(Extracted records)
▼

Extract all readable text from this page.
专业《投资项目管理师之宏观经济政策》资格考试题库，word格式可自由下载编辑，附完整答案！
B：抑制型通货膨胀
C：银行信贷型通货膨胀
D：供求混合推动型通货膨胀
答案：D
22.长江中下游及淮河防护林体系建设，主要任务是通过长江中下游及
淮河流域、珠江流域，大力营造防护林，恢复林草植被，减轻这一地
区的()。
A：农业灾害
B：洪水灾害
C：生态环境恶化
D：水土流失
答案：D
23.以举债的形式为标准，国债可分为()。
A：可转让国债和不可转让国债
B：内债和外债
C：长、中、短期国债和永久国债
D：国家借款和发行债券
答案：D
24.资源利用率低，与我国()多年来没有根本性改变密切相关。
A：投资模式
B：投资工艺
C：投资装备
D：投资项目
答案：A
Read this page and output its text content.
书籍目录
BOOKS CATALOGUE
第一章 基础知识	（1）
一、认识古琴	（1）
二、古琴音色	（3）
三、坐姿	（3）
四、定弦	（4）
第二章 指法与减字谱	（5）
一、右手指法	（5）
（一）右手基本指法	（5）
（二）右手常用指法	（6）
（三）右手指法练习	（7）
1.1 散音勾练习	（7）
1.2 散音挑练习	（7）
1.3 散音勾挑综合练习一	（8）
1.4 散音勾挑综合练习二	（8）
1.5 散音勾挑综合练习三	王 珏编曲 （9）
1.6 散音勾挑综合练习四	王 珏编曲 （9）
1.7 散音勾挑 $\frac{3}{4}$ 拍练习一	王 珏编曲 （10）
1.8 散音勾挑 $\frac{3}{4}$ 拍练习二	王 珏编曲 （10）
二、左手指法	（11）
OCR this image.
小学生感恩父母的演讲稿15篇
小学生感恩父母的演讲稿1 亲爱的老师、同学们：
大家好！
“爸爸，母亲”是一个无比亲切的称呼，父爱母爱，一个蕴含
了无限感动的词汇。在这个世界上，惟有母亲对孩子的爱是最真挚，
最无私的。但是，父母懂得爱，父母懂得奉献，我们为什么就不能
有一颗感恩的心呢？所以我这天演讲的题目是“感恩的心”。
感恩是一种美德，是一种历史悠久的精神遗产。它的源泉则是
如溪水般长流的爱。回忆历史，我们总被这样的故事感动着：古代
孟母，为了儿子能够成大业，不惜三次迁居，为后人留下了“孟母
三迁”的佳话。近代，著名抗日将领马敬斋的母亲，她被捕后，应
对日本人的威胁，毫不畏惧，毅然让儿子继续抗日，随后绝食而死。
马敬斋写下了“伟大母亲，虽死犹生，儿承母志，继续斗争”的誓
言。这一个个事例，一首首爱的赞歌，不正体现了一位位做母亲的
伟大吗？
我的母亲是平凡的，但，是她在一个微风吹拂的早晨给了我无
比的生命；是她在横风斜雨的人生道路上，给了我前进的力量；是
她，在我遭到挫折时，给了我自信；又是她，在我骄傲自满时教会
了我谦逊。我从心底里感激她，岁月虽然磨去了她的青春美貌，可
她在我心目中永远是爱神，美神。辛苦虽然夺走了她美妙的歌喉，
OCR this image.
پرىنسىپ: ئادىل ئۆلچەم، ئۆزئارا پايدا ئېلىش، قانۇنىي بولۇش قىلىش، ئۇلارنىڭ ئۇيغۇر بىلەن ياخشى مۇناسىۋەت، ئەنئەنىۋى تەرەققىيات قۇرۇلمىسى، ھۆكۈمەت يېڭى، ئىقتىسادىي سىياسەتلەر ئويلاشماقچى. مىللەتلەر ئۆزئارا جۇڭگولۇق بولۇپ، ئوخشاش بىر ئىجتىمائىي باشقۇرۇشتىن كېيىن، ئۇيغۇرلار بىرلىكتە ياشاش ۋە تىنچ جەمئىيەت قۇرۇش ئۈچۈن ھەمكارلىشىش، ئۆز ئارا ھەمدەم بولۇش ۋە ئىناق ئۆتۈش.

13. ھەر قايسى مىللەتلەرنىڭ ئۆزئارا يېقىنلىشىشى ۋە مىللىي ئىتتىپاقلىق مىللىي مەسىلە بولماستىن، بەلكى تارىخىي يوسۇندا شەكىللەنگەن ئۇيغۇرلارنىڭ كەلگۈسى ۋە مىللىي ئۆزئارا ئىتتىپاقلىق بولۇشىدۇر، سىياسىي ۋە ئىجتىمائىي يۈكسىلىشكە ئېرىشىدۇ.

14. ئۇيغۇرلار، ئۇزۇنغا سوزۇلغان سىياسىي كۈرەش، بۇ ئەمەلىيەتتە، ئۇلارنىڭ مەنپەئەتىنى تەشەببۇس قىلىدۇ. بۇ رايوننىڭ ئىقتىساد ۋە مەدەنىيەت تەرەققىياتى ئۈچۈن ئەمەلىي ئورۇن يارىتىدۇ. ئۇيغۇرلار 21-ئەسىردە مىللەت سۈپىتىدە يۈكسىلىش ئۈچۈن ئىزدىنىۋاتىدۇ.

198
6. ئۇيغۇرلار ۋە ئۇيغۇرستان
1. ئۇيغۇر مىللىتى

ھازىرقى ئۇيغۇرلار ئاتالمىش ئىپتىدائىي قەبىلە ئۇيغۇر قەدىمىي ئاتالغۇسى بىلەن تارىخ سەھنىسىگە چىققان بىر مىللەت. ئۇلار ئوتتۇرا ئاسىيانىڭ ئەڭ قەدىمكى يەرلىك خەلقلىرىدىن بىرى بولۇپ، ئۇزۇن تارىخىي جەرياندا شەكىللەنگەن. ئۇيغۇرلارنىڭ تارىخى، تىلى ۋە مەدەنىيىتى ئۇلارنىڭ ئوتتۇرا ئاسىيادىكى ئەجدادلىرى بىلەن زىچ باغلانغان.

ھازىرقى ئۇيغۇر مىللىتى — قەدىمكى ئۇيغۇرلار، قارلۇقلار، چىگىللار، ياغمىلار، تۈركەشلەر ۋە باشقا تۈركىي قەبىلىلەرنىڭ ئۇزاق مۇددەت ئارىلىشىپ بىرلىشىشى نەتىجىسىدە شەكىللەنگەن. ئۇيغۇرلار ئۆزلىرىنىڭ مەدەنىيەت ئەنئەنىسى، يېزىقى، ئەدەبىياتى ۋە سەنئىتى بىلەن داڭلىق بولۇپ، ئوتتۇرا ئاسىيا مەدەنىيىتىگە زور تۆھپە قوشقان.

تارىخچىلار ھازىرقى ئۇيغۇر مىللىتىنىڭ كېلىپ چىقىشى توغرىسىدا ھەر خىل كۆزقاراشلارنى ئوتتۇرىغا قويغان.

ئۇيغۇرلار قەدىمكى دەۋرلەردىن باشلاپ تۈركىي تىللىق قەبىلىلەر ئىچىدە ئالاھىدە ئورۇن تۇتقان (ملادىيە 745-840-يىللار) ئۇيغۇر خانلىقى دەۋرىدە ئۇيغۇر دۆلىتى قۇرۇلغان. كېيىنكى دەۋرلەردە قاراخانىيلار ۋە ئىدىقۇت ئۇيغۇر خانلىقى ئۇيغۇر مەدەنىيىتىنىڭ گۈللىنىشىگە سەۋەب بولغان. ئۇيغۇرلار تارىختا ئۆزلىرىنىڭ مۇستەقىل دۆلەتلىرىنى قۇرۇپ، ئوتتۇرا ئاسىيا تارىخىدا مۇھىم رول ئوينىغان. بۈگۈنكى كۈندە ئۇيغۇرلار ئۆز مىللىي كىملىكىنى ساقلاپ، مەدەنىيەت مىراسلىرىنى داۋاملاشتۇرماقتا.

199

▲

* Exercise objective *
From the records, copy every line that has the string "ھازىرقى" in it.

* Output *
ھازىرقى ئۇيغۇرلار ئاتالمىش ئىپتىدائىي قەبىلە ئۇيغۇر قەدىمىي ئاتالغۇسى بىلەن تارىخ سەھنىسىگە چىققان بىر مىللەت. ئۇلار ئوتتۇرا ئاسىيانىڭ ئەڭ قەدىمكى يەرلىك خەلقلىرىدىن بىرى بولۇپ، ئۇزۇن تارىخىي جەرياندا شەكىللەنگەن. ئۇيغۇرلارنىڭ تارىخى، تىلى ۋە مەدەنىيىتى ئۇلارنىڭ ئوتتۇرا ئاسىيادىكى ئەجدادلىرى بىلەن زىچ باغلانغان.
ھازىرقى ئۇيغۇر مىللىتى — قەدىمكى ئۇيغۇرلار، قارلۇقلار، چىگىللار، ياغمىلار، تۈركەشلەر ۋە باشقا تۈركىي قەبىلىلەرنىڭ ئۇزاق مۇددەت ئارىلىشىپ بىرلىشىشى نەتىجىسىدە شەكىللەنگەن. ئۇيغۇرلار ئۆزلىرىنىڭ مەدەنىيەت ئەنئەنىسى، يېزىقى، ئەدەبىياتى ۋە سەنئىتى بىلەن داڭلىق بولۇپ، ئوتتۇرا ئاسىيا مەدەنىيىتىگە زور تۆھپە قوشقان.
تارىخچىلار ھازىرقى ئۇيغۇر مىللىتىنىڭ كېلىپ چىقىشى توغرىسىدا ھەر خىل كۆزقاراشلارنى ئوتتۇرىغا قويغان.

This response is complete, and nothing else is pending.